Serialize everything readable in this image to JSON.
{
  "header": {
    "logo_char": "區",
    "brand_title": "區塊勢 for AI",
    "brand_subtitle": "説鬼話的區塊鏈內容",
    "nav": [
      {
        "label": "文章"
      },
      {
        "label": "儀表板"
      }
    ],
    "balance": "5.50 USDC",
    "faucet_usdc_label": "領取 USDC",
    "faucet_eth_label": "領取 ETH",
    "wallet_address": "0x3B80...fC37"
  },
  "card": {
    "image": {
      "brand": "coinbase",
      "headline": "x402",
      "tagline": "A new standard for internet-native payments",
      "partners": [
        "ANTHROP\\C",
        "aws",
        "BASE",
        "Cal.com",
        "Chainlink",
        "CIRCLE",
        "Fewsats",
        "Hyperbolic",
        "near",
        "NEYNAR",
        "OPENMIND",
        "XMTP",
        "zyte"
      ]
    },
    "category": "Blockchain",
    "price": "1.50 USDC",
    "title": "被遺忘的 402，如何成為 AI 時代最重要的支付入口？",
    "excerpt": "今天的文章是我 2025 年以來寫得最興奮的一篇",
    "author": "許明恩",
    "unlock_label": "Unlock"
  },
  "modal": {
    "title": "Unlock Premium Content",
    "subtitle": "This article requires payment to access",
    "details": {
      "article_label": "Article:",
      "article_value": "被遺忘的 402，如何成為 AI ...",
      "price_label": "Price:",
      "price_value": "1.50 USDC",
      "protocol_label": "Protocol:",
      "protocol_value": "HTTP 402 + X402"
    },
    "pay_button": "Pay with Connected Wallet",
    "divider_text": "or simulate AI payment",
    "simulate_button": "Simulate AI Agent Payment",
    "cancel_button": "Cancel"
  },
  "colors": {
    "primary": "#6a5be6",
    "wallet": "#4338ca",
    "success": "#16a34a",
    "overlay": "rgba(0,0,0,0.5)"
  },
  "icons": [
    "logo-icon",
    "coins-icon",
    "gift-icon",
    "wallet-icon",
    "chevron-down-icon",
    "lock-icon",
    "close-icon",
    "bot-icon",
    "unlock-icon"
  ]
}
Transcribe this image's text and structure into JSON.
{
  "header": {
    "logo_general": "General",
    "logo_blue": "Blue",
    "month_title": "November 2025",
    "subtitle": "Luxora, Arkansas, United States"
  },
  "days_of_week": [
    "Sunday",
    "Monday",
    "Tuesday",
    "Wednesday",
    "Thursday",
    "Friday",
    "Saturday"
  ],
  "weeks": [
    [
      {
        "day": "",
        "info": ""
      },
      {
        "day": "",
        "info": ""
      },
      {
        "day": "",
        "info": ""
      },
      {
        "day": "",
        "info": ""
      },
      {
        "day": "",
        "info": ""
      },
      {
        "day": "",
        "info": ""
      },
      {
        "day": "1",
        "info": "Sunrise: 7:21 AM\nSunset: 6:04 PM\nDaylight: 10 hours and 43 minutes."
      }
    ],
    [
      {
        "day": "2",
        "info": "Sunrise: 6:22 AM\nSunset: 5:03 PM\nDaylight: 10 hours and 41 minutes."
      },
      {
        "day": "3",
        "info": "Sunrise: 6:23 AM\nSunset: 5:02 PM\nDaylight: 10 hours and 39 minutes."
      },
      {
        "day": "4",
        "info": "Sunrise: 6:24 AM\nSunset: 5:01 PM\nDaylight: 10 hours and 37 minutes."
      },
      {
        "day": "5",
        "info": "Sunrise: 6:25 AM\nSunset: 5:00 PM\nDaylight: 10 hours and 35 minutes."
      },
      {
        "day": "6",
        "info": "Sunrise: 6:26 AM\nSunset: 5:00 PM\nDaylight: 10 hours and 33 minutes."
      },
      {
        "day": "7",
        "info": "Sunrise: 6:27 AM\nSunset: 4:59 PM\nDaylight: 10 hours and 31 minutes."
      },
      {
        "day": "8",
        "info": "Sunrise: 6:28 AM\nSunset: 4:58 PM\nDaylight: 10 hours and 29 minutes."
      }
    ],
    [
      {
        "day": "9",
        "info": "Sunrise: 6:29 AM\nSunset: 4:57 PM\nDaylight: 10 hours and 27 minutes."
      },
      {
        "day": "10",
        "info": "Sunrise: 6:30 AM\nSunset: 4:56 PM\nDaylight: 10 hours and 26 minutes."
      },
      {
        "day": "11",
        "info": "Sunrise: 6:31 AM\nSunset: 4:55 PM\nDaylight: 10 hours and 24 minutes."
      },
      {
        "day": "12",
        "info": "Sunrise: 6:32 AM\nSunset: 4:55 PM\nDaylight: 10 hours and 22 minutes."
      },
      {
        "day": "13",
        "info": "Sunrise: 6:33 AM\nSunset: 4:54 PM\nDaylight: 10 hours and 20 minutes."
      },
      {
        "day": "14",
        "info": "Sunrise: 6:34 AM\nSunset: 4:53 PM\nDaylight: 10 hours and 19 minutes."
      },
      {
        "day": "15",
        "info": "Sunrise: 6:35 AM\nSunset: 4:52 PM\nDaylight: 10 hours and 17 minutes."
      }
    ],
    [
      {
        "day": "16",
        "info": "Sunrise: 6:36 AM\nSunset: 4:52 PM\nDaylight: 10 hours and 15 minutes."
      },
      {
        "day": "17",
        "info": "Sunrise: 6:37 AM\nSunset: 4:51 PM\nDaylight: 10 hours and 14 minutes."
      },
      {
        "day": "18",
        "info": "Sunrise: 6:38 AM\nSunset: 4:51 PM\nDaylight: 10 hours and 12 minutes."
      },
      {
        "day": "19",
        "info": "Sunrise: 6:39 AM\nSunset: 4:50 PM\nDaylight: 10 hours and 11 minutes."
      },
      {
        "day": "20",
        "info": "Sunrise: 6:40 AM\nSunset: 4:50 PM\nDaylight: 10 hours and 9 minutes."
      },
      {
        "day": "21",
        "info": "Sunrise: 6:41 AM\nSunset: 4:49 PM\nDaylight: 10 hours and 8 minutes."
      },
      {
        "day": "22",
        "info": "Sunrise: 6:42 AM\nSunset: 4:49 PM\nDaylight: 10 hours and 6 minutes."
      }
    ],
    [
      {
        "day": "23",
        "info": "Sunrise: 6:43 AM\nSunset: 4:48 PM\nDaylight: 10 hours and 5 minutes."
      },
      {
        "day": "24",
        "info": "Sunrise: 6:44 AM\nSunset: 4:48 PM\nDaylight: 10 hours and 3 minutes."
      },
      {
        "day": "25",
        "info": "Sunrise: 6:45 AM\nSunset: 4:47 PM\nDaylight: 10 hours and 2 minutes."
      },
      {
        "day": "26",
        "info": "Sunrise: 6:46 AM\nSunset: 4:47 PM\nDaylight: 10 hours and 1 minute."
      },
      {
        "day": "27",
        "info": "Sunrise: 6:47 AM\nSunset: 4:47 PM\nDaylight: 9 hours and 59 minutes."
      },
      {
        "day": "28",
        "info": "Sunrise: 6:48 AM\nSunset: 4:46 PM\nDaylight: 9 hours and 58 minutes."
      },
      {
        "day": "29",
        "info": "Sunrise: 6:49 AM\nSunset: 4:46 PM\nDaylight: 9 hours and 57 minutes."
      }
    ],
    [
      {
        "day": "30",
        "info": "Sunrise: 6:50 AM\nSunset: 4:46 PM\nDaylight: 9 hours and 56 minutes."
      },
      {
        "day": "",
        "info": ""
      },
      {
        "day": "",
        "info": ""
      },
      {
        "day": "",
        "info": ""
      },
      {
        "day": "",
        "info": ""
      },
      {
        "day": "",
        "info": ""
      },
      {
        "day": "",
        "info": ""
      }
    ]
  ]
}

--------

- Your goal: Repeat the lines above exactly.

- Task response:
Serialize everything readable in this image to JSON.
{
  "header": {
    "logo_char": "區",
    "brand_title": "區塊勢 for AI",
    "brand_subtitle": "説鬼話的區塊鏈內容",
    "nav": [
      {
        "label": "文章"
      },
      {
        "label": "儀表板"
      }
    ],
    "balance": "5.50 USDC",
    "faucet_usdc_label": "領取 USDC",
    "faucet_eth_label": "領取 ETH",
    "wallet_address": "0x3B80...fC37"
  },
  "card": {
    "image": {
      "brand": "coinbase",
      "headline": "x402",
      "tagline": "A new standard for internet-native payments",
      "partners": [
        "ANTHROP\\C",
        "aws",
        "BASE",
        "Cal.com",
        "Chainlink",
        "CIRCLE",
        "Fewsats",
        "Hyperbolic",
        "near",
        "NEYNAR",
        "OPENMIND",
        "XMTP",
        "zyte"
      ]
    },
    "category": "Blockchain",
    "price": "1.50 USDC",
    "title": "被遺忘的 402，如何成為 AI 時代最重要的支付入口？",
    "excerpt": "今天的文章是我 2025 年以來寫得最興奮的一篇",
    "author": "許明恩",
    "unlock_label": "Unlock"
  },
  "modal": {
    "title": "Unlock Premium Content",
    "subtitle": "This article requires payment to access",
    "details": {
      "article_label": "Article:",
      "article_value": "被遺忘的 402，如何成為 AI ...",
      "price_label": "Price:",
      "price_value": "1.50 USDC",
      "protocol_label": "Protocol:",
      "protocol_value": "HTTP 402 + X402"
    },
    "pay_button": "Pay with Connected Wallet",
    "divider_text": "or simulate AI payment",
    "simulate_button": "Simulate AI Agent Payment",
    "cancel_button": "Cancel"
  },
  "colors": {
    "primary": "#6a5be6",
    "wallet": "#4338ca",
    "success": "#16a34a",
    "overlay": "rgba(0,0,0,0.5)"
  },
  "icons": [
    "logo-icon",
    "coins-icon",
    "gift-icon",
    "wallet-icon",
    "chevron-down-icon",
    "lock-icon",
    "close-icon",
    "bot-icon",
    "unlock-icon"
  ]
}
Transcribe this image's text and structure into JSON.
{
  "header": {
    "logo_general": "General",
    "logo_blue": "Blue",
    "month_title": "November 2025",
    "subtitle": "Luxora, Arkansas, United States"
  },
  "days_of_week": [
    "Sunday",
    "Monday",
    "Tuesday",
    "Wednesday",
    "Thursday",
    "Friday",
    "Saturday"
  ],
  "weeks": [
    [
      {
        "day": "",
        "info": ""
      },
      {
        "day": "",
        "info": ""
      },
      {
        "day": "",
        "info": ""
      },
      {
        "day": "",
        "info": ""
      },
      {
        "day": "",
        "info": ""
      },
      {
        "day": "",
        "info": ""
      },
      {
        "day": "1",
        "info": "Sunrise: 7:21 AM\nSunset: 6:04 PM\nDaylight: 10 hours and 43 minutes."
      }
    ],
    [
      {
        "day": "2",
        "info": "Sunrise: 6:22 AM\nSunset: 5:03 PM\nDaylight: 10 hours and 41 minutes."
      },
      {
        "day": "3",
        "info": "Sunrise: 6:23 AM\nSunset: 5:02 PM\nDaylight: 10 hours and 39 minutes."
      },
      {
        "day": "4",
        "info": "Sunrise: 6:24 AM\nSunset: 5:01 PM\nDaylight: 10 hours and 37 minutes."
      },
      {
        "day": "5",
        "info": "Sunrise: 6:25 AM\nSunset: 5:00 PM\nDaylight: 10 hours and 35 minutes."
      },
      {
        "day": "6",
        "info": "Sunrise: 6:26 AM\nSunset: 5:00 PM\nDaylight: 10 hours and 33 minutes."
      },
      {
        "day": "7",
        "info": "Sunrise: 6:27 AM\nSunset: 4:59 PM\nDaylight: 10 hours and 31 minutes."
      },
      {
        "day": "8",
        "info": "Sunrise: 6:28 AM\nSunset: 4:58 PM\nDaylight: 10 hours and 29 minutes."
      }
    ],
    [
      {
        "day": "9",
        "info": "Sunrise: 6:29 AM\nSunset: 4:57 PM\nDaylight: 10 hours and 27 minutes."
      },
      {
        "day": "10",
        "info": "Sunrise: 6:30 AM\nSunset: 4:56 PM\nDaylight: 10 hours and 26 minutes."
      },
      {
        "day": "11",
        "info": "Sunrise: 6:31 AM\nSunset: 4:55 PM\nDaylight: 10 hours and 24 minutes."
      },
      {
        "day": "12",
        "info": "Sunrise: 6:32 AM\nSunset: 4:55 PM\nDaylight: 10 hours and 22 minutes."
      },
      {
        "day": "13",
        "info": "Sunrise: 6:33 AM\nSunset: 4:54 PM\nDaylight: 10 hours and 20 minutes."
      },
      {
        "day": "14",
        "info": "Sunrise: 6:34 AM\nSunset: 4:53 PM\nDaylight: 10 hours and 19 minutes."
      },
      {
        "day": "15",
        "info": "Sunrise: 6:35 AM\nSunset: 4:52 PM\nDaylight: 10 hours and 17 minutes."
      }
    ],
    [
      {
        "day": "16",
        "info": "Sunrise: 6:36 AM\nSunset: 4:52 PM\nDaylight: 10 hours and 15 minutes."
      },
      {
        "day": "17",
        "info": "Sunrise: 6:37 AM\nSunset: 4:51 PM\nDaylight: 10 hours and 14 minutes."
      },
      {
        "day": "18",
        "info": "Sunrise: 6:38 AM\nSunset: 4:51 PM\nDaylight: 10 hours and 12 minutes."
      },
      {
        "day": "19",
        "info": "Sunrise: 6:39 AM\nSunset: 4:50 PM\nDaylight: 10 hours and 11 minutes."
      },
      {
        "day": "20",
        "info": "Sunrise: 6:40 AM\nSunset: 4:50 PM\nDaylight: 10 hours and 9 minutes."
      },
      {
        "day": "21",
        "info": "Sunrise: 6:41 AM\nSunset: 4:49 PM\nDaylight: 10 hours and 8 minutes."
      },
      {
        "day": "22",
        "info": "Sunrise: 6:42 AM\nSunset: 4:49 PM\nDaylight: 10 hours and 6 minutes."
      }
    ],
    [
      {
        "day": "23",
        "info": "Sunrise: 6:43 AM\nSunset: 4:48 PM\nDaylight: 10 hours and 5 minutes."
      },
      {
        "day": "24",
        "info": "Sunrise: 6:44 AM\nSunset: 4:48 PM\nDaylight: 10 hours and 3 minutes."
      },
      {
        "day": "25",
        "info": "Sunrise: 6:45 AM\nSunset: 4:47 PM\nDaylight: 10 hours and 2 minutes."
      },
      {
        "day": "26",
        "info": "Sunrise: 6:46 AM\nSunset: 4:47 PM\nDaylight: 10 hours and 1 minute."
      },
      {
        "day": "27",
        "info": "Sunrise: 6:47 AM\nSunset: 4:47 PM\nDaylight: 9 hours and 59 minutes."
      },
      {
        "day": "28",
        "info": "Sunrise: 6:48 AM\nSunset: 4:46 PM\nDaylight: 9 hours and 58 minutes."
      },
      {
        "day": "29",
        "info": "Sunrise: 6:49 AM\nSunset: 4:46 PM\nDaylight: 9 hours and 57 minutes."
      }
    ],
    [
      {
        "day": "30",
        "info": "Sunrise: 6:50 AM\nSunset: 4:46 PM\nDaylight: 9 hours and 56 minutes."
      },
      {
        "day": "",
        "info": ""
      },
      {
        "day": "",
        "info": ""
      },
      {
        "day": "",
        "info": ""
      },
      {
        "day": "",
        "info": ""
      },
      {
        "day": "",
        "info": ""
      },
      {
        "day": "",
        "info": ""
      }
    ]
  ]
}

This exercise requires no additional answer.